Figure contents as structured data

• • • • •

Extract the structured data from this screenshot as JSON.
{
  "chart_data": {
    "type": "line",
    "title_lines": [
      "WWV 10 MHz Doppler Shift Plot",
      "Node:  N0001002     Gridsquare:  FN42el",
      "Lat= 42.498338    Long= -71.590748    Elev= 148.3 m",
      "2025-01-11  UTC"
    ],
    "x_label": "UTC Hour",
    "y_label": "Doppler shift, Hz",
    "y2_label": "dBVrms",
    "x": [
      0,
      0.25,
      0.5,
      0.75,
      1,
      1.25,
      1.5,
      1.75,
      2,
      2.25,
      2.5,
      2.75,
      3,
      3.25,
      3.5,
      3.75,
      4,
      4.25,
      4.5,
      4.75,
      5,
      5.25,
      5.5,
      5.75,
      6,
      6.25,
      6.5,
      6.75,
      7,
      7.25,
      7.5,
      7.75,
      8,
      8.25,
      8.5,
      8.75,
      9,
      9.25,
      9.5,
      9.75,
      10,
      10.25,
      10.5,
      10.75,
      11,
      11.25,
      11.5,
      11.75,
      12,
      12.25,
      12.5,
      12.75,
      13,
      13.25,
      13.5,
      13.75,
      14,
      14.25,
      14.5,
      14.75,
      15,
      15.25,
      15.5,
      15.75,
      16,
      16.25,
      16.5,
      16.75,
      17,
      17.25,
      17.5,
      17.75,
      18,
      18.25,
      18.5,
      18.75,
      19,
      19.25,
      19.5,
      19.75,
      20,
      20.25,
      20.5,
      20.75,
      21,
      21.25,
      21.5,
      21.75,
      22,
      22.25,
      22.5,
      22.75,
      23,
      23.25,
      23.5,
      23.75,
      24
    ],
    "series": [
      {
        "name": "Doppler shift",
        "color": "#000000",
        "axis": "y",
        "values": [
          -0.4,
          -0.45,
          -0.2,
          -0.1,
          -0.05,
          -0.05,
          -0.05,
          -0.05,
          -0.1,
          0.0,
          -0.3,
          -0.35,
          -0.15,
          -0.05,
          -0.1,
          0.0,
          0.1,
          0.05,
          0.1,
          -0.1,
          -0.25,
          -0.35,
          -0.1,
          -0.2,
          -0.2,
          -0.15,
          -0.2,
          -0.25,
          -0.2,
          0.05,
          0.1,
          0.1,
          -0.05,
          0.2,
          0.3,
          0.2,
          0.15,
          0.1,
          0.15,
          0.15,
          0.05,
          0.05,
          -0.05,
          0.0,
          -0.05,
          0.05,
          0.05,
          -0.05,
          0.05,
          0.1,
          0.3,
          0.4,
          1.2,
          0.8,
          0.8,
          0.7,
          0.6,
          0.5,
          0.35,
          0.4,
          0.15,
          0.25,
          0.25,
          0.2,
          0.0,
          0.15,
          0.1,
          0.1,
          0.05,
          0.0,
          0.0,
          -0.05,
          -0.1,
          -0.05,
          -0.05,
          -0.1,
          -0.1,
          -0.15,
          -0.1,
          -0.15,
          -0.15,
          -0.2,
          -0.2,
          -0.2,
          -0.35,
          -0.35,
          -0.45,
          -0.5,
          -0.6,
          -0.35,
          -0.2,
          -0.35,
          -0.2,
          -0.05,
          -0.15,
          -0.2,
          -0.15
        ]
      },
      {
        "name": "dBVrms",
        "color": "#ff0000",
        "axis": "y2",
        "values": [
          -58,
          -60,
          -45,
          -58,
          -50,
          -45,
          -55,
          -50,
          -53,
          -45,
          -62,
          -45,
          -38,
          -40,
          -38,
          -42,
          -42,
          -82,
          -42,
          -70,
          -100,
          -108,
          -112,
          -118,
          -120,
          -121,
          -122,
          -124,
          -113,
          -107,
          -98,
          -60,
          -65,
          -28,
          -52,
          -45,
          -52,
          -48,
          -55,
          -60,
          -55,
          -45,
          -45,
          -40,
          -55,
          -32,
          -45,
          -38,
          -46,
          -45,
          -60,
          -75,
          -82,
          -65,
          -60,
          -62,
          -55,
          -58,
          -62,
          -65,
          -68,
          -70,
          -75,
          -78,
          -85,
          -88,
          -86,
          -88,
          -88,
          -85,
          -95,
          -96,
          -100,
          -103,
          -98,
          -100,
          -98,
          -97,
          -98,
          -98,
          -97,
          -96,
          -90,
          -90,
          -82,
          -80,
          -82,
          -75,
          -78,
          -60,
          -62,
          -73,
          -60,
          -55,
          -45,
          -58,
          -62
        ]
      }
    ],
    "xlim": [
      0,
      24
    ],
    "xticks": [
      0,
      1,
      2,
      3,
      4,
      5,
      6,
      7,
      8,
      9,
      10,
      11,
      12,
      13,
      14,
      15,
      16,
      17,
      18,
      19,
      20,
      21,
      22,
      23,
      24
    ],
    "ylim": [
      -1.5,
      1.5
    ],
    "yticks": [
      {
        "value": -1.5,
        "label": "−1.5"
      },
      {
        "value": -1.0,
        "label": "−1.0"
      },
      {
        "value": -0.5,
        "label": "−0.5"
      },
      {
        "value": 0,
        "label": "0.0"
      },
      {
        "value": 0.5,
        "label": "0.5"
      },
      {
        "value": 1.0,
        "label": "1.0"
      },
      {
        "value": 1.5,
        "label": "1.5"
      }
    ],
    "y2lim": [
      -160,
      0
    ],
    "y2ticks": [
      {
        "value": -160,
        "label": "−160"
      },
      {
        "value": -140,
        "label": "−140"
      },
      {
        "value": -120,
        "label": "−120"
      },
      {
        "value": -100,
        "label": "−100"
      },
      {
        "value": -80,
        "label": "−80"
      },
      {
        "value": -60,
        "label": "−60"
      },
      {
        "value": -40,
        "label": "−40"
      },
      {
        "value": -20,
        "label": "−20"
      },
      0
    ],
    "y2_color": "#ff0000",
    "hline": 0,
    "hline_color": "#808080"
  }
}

• • • • •

§ Written request:
Transcribe the entire listing above precisely.

§ Written answer:
Extract the structured data from this screenshot as JSON.
{
  "chart_data": {
    "type": "line",
    "title_lines": [
      "WWV 10 MHz Doppler Shift Plot",
      "Node:  N0001002     Gridsquare:  FN42el",
      "Lat= 42.498338    Long= -71.590748    Elev= 148.3 m",
      "2025-01-11  UTC"
    ],
    "x_label": "UTC Hour",
    "y_label": "Doppler shift, Hz",
    "y2_label": "dBVrms",
    "x": [
      0,
      0.25,
      0.5,
      0.75,
      1,
      1.25,
      1.5,
      1.75,
      2,
      2.25,
      2.5,
      2.75,
      3,
      3.25,
      3.5,
      3.75,
      4,
      4.25,
      4.5,
      4.75,
      5,
      5.25,
      5.5,
      5.75,
      6,
      6.25,
      6.5,
      6.75,
      7,
      7.25,
      7.5,
      7.75,
      8,
      8.25,
      8.5,
      8.75,
      9,
      9.25,
      9.5,
      9.75,
      10,
      10.25,
      10.5,
      10.75,
      11,
      11.25,
      11.5,
      11.75,
      12,
      12.25,
      12.5,
      12.75,
      13,
      13.25,
      13.5,
      13.75,
      14,
      14.25,
      14.5,
      14.75,
      15,
      15.25,
      15.5,
      15.75,
      16,
      16.25,
      16.5,
      16.75,
      17,
      17.25,
      17.5,
      17.75,
      18,
      18.25,
      18.5,
      18.75,
      19,
      19.25,
      19.5,
      19.75,
      20,
      20.25,
      20.5,
      20.75,
      21,
      21.25,
      21.5,
      21.75,
      22,
      22.25,
      22.5,
      22.75,
      23,
      23.25,
      23.5,
      23.75,
      24
    ],
    "series": [
      {
        "name": "Doppler shift",
        "color": "#000000",
        "axis": "y",
        "values": [
          -0.4,
          -0.45,
          -0.2,
          -0.1,
          -0.05,
          -0.05,
          -0.05,
          -0.05,
          -0.1,
          0.0,
          -0.3,
          -0.35,
          -0.15,
          -0.05,
          -0.1,
          0.0,
          0.1,
          0.05,
          0.1,
          -0.1,
          -0.25,
          -0.35,
          -0.1,
          -0.2,
          -0.2,
          -0.15,
          -0.2,
          -0.25,
          -0.2,
          0.05,
          0.1,
          0.1,
          -0.05,
          0.2,
          0.3,
          0.2,
          0.15,
          0.1,
          0.15,
          0.15,
          0.05,
          0.05,
          -0.05,
          0.0,
          -0.05,
          0.05,
          0.05,
          -0.05,
          0.05,
          0.1,
          0.3,
          0.4,
          1.2,
          0.8,
          0.8,
          0.7,
          0.6,
          0.5,
          0.35,
          0.4,
          0.15,
          0.25,
          0.25,
          0.2,
          0.0,
          0.15,
          0.1,
          0.1,
          0.05,
          0.0,
          0.0,
          -0.05,
          -0.1,
          -0.05,
          -0.05,
          -0.1,
          -0.1,
          -0.15,
          -0.1,
          -0.15,
          -0.15,
          -0.2,
          -0.2,
          -0.2,
          -0.35,
          -0.35,
          -0.45,
          -0.5,
          -0.6,
          -0.35,
          -0.2,
          -0.35,
          -0.2,
          -0.05,
          -0.15,
          -0.2,
          -0.15
        ]
      },
      {
        "name": "dBVrms",
        "color": "#ff0000",
        "axis": "y2",
        "values": [
          -58,
          -60,
          -45,
          -58,
          -50,
          -45,
          -55,
          -50,
          -53,
          -45,
          -62,
          -45,
          -38,
          -40,
          -38,
          -42,
          -42,
          -82,
          -42,
          -70,
          -100,
          -108,
          -112,
          -118,
          -120,
          -121,
          -122,
          -124,
          -113,
          -107,
          -98,
          -60,
          -65,
          -28,
          -52,
          -45,
          -52,
          -48,
          -55,
          -60,
          -55,
          -45,
          -45,
          -40,
          -55,
          -32,
          -45,
          -38,
          -46,
          -45,
          -60,
          -75,
          -82,
          -65,
          -60,
          -62,
          -55,
          -58,
          -62,
          -65,
          -68,
          -70,
          -75,
          -78,
          -85,
          -88,
          -86,
          -88,
          -88,
          -85,
          -95,
          -96,
          -100,
          -103,
          -98,
          -100,
          -98,
          -97,
          -98,
          -98,
          -97,
          -96,
          -90,
          -90,
          -82,
          -80,
          -82,
          -75,
          -78,
          -60,
          -62,
          -73,
          -60,
          -55,
          -45,
          -58,
          -62
        ]
      }
    ],
    "xlim": [
      0,
      24
    ],
    "xticks": [
      0,
      1,
      2,
      3,
      4,
      5,
      6,
      7,
      8,
      9,
      10,
      11,
      12,
      13,
      14,
      15,
      16,
      17,
      18,
      19,
      20,
      21,
      22,
      23,
      24
    ],
    "ylim": [
      -1.5,
      1.5
    ],
    "yticks": [
      {
        "value": -1.5,
        "label": "−1.5"
      },
      {
        "value": -1.0,
        "label": "−1.0"
      },
      {
        "value": -0.5,
        "label": "−0.5"
      },
      {
        "value": 0,
        "label": "0.0"
      },
      {
        "value": 0.5,
        "label": "0.5"
      },
      {
        "value": 1.0,
        "label": "1.0"
      },
      {
        "value": 1.5,
        "label": "1.5"
      }
    ],
    "y2lim": [
      -160,
      0
    ],
    "y2ticks": [
      {
        "value": -160,
        "label": "−160"
      },
      {
        "value": -140,
        "label": "−140"
      },
      {
        "value": -120,
        "label": "−120"
      },
      {
        "value": -100,
        "label": "−100"
      },
      {
        "value": -80,
        "label": "−80"
      },
      {
        "value": -60,
        "label": "−60"
      },
      {
        "value": -40,
        "label": "−40"
      },
      {
        "value": -20,
        "label": "−20"
      },
      0
    ],
    "y2_color": "#ff0000",
    "hline": 0,
    "hline_color": "#808080"
  }
}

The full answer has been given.